**TASK TO COMPLETE**: Copy out the listing exactly.

··· SOURCE MATERIAL ···

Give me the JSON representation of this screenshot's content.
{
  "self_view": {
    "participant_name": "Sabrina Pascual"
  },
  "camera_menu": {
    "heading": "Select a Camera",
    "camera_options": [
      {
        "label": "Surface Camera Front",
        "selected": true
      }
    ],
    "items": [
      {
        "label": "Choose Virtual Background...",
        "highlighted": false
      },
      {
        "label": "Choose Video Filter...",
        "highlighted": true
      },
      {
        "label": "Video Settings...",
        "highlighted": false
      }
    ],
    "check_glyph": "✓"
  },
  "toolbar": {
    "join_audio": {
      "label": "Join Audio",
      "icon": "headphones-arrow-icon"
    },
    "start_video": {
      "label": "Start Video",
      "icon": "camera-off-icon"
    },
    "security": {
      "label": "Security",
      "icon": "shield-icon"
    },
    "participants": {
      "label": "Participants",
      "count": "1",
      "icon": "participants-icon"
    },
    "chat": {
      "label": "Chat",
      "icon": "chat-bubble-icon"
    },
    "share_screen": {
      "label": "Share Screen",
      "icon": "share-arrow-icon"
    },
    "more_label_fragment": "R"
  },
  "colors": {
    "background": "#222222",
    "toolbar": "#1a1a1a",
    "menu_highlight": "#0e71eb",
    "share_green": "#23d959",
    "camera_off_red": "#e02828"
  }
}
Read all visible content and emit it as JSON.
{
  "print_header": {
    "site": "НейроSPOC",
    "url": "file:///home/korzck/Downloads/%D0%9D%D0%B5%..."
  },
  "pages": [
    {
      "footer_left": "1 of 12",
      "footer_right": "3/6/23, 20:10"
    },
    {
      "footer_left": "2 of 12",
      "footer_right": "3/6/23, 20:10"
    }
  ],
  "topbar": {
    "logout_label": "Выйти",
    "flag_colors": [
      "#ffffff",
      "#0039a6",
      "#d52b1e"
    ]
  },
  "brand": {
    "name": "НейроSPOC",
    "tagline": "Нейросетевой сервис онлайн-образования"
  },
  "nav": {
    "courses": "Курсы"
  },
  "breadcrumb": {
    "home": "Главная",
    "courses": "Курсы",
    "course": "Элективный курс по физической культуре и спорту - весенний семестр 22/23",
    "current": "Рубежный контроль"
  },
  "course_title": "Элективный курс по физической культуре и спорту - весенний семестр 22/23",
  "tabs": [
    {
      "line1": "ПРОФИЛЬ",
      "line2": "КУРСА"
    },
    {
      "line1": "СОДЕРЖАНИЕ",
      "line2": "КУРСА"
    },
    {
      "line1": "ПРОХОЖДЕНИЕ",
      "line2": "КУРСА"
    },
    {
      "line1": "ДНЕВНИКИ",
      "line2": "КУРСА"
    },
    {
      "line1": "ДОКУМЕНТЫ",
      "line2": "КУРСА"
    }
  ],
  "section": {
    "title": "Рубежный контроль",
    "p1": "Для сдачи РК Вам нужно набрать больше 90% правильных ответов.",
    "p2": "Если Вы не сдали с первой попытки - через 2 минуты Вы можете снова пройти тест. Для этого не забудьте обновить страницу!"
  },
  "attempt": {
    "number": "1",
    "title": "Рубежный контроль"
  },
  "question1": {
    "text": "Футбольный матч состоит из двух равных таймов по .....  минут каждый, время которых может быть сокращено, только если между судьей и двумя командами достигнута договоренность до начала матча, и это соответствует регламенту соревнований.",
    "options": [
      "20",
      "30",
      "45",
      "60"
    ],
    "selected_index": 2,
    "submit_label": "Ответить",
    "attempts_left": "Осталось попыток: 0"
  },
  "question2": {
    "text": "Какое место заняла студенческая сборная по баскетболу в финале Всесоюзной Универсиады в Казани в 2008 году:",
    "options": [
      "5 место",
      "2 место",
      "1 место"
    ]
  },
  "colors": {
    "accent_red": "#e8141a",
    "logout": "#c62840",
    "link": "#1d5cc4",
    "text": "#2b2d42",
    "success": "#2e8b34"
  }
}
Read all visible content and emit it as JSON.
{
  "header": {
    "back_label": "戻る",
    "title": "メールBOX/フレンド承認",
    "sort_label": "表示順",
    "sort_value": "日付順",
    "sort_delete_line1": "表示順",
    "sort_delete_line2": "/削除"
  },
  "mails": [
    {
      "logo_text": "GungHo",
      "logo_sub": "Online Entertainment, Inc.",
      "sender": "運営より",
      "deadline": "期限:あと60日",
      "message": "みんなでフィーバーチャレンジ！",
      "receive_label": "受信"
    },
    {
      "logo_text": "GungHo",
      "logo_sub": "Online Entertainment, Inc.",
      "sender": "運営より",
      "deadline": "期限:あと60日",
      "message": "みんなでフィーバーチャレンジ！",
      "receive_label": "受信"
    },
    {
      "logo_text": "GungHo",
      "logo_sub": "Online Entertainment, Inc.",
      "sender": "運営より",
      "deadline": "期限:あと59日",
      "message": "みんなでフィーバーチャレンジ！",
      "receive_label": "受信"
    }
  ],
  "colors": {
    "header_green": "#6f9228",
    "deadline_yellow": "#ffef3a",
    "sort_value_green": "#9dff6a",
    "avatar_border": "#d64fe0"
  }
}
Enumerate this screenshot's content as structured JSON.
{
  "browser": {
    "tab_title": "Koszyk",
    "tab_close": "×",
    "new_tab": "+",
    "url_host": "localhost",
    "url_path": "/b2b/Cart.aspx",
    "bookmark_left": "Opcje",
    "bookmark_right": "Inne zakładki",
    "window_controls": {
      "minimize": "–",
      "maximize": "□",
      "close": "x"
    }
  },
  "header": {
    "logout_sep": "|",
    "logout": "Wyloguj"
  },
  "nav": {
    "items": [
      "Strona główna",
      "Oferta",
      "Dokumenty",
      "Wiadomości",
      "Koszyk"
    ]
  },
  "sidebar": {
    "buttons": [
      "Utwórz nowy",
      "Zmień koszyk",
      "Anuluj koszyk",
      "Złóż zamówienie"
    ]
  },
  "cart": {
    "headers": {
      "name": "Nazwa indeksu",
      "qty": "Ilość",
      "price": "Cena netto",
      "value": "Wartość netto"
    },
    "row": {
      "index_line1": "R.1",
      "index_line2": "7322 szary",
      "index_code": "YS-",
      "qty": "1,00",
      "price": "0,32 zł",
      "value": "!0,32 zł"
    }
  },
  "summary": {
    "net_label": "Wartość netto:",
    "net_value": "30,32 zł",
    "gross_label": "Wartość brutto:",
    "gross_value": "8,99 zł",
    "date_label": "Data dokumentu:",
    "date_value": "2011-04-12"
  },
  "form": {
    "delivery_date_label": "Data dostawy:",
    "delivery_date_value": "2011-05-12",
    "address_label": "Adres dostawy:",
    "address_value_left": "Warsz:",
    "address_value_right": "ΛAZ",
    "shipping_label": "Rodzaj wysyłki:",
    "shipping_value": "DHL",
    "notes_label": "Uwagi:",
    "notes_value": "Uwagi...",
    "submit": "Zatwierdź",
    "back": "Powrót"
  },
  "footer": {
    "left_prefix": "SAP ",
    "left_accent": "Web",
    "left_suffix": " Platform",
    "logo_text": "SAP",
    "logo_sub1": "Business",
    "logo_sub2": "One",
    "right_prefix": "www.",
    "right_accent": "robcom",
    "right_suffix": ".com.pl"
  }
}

···

**FINISHED ANSWER**:
Give me the JSON representation of this screenshot's content.
{
  "self_view": {
    "participant_name": "Sabrina Pascual"
  },
  "camera_menu": {
    "heading": "Select a Camera",
    "camera_options": [
      {
        "label": "Surface Camera Front",
        "selected": true
      }
    ],
    "items": [
      {
        "label": "Choose Virtual Background...",
        "highlighted": false
      },
      {
        "label": "Choose Video Filter...",
        "highlighted": true
      },
      {
        "label": "Video Settings...",
        "highlighted": false
      }
    ],
    "check_glyph": "✓"
  },
  "toolbar": {
    "join_audio": {
      "label": "Join Audio",
      "icon": "headphones-arrow-icon"
    },
    "start_video": {
      "label": "Start Video",
      "icon": "camera-off-icon"
    },
    "security": {
      "label": "Security",
      "icon": "shield-icon"
    },
    "participants": {
      "label": "Participants",
      "count": "1",
      "icon": "participants-icon"
    },
    "chat": {
      "label": "Chat",
      "icon": "chat-bubble-icon"
    },
    "share_screen": {
      "label": "Share Screen",
      "icon": "share-arrow-icon"
    },
    "more_label_fragment": "R"
  },
  "colors": {
    "background": "#222222",
    "toolbar": "#1a1a1a",
    "menu_highlight": "#0e71eb",
    "share_green": "#23d959",
    "camera_off_red": "#e02828"
  }
}
Read all visible content and emit it as JSON.
{
  "print_header": {
    "site": "НейроSPOC",
    "url": "file:///home/korzck/Downloads/%D0%9D%D0%B5%..."
  },
  "pages": [
    {
      "footer_left": "1 of 12",
      "footer_right": "3/6/23, 20:10"
    },
    {
      "footer_left": "2 of 12",
      "footer_right": "3/6/23, 20:10"
    }
  ],
  "topbar": {
    "logout_label": "Выйти",
    "flag_colors": [
      "#ffffff",
      "#0039a6",
      "#d52b1e"
    ]
  },
  "brand": {
    "name": "НейроSPOC",
    "tagline": "Нейросетевой сервис онлайн-образования"
  },
  "nav": {
    "courses": "Курсы"
  },
  "breadcrumb": {
    "home": "Главная",
    "courses": "Курсы",
    "course": "Элективный курс по физической культуре и спорту - весенний семестр 22/23",
    "current": "Рубежный контроль"
  },
  "course_title": "Элективный курс по физической культуре и спорту - весенний семестр 22/23",
  "tabs": [
    {
      "line1": "ПРОФИЛЬ",
      "line2": "КУРСА"
    },
    {
      "line1": "СОДЕРЖАНИЕ",
      "line2": "КУРСА"
    },
    {
      "line1": "ПРОХОЖДЕНИЕ",
      "line2": "КУРСА"
    },
    {
      "line1": "ДНЕВНИКИ",
      "line2": "КУРСА"
    },
    {
      "line1": "ДОКУМЕНТЫ",
      "line2": "КУРСА"
    }
  ],
  "section": {
    "title": "Рубежный контроль",
    "p1": "Для сдачи РК Вам нужно набрать больше 90% правильных ответов.",
    "p2": "Если Вы не сдали с первой попытки - через 2 минуты Вы можете снова пройти тест. Для этого не забудьте обновить страницу!"
  },
  "attempt": {
    "number": "1",
    "title": "Рубежный контроль"
  },
  "question1": {
    "text": "Футбольный матч состоит из двух равных таймов по .....  минут каждый, время которых может быть сокращено, только если между судьей и двумя командами достигнута договоренность до начала матча, и это соответствует регламенту соревнований.",
    "options": [
      "20",
      "30",
      "45",
      "60"
    ],
    "selected_index": 2,
    "submit_label": "Ответить",
    "attempts_left": "Осталось попыток: 0"
  },
  "question2": {
    "text": "Какое место заняла студенческая сборная по баскетболу в финале Всесоюзной Универсиады в Казани в 2008 году:",
    "options": [
      "5 место",
      "2 место",
      "1 место"
    ]
  },
  "colors": {
    "accent_red": "#e8141a",
    "logout": "#c62840",
    "link": "#1d5cc4",
    "text": "#2b2d42",
    "success": "#2e8b34"
  }
}
Read all visible content and emit it as JSON.
{
  "header": {
    "back_label": "戻る",
    "title": "メールBOX/フレンド承認",
    "sort_label": "表示順",
    "sort_value": "日付順",
    "sort_delete_line1": "表示順",
    "sort_delete_line2": "/削除"
  },
  "mails": [
    {
      "logo_text": "GungHo",
      "logo_sub": "Online Entertainment, Inc.",
      "sender": "運営より",
      "deadline": "期限:あと60日",
      "message": "みんなでフィーバーチャレンジ！",
      "receive_label": "受信"
    },
    {
      "logo_text": "GungHo",
      "logo_sub": "Online Entertainment, Inc.",
      "sender": "運営より",
      "deadline": "期限:あと60日",
      "message": "みんなでフィーバーチャレンジ！",
      "receive_label": "受信"
    },
    {
      "logo_text": "GungHo",
      "logo_sub": "Online Entertainment, Inc.",
      "sender": "運営より",
      "deadline": "期限:あと59日",
      "message": "みんなでフィーバーチャレンジ！",
      "receive_label": "受信"
    }
  ],
  "colors": {
    "header_green": "#6f9228",
    "deadline_yellow": "#ffef3a",
    "sort_value_green": "#9dff6a",
    "avatar_border": "#d64fe0"
  }
}
Enumerate this screenshot's content as structured JSON.
{
  "browser": {
    "tab_title": "Koszyk",
    "tab_close": "×",
    "new_tab": "+",
    "url_host": "localhost",
    "url_path": "/b2b/Cart.aspx",
    "bookmark_left": "Opcje",
    "bookmark_right": "Inne zakładki",
    "window_controls": {
      "minimize": "–",
      "maximize": "□",
      "close": "x"
    }
  },
  "header": {
    "logout_sep": "|",
    "logout": "Wyloguj"
  },
  "nav": {
    "items": [
      "Strona główna",
      "Oferta",
      "Dokumenty",
      "Wiadomości",
      "Koszyk"
    ]
  },
  "sidebar": {
    "buttons": [
      "Utwórz nowy",
      "Zmień koszyk",
      "Anuluj koszyk",
      "Złóż zamówienie"
    ]
  },
  "cart": {
    "headers": {
      "name": "Nazwa indeksu",
      "qty": "Ilość",
      "price": "Cena netto",
      "value": "Wartość netto"
    },
    "row": {
      "index_line1": "R.1",
      "index_line2": "7322 szary",
      "index_code": "YS-",
      "qty": "1,00",
      "price": "0,32 zł",
      "value": "!0,32 zł"
    }
  },
  "summary": {
    "net_label": "Wartość netto:",
    "net_value": "30,32 zł",
    "gross_label": "Wartość brutto:",
    "gross_value": "8,99 zł",
    "date_label": "Data dokumentu:",
    "date_value": "2011-04-12"
  },
  "form": {
    "delivery_date_label": "Data dostawy:",
    "delivery_date_value": "2011-05-12",
    "address_label": "Adres dostawy:",
    "address_value_left": "Warsz:",
    "address_value_right": "ΛAZ",
    "shipping_label": "Rodzaj wysyłki:",
    "shipping_value": "DHL",
    "notes_label": "Uwagi:",
    "notes_value": "Uwagi...",
    "submit": "Zatwierdź",
    "back": "Powrót"
  },
  "footer": {
    "left_prefix": "SAP ",
    "left_accent": "Web",
    "left_suffix": " Platform",
    "logo_text": "SAP",
    "logo_sub1": "Business",
    "logo_sub2": "One",
    "right_prefix": "www.",
    "right_accent": "robcom",
    "right_suffix": ".com.pl"
  }
}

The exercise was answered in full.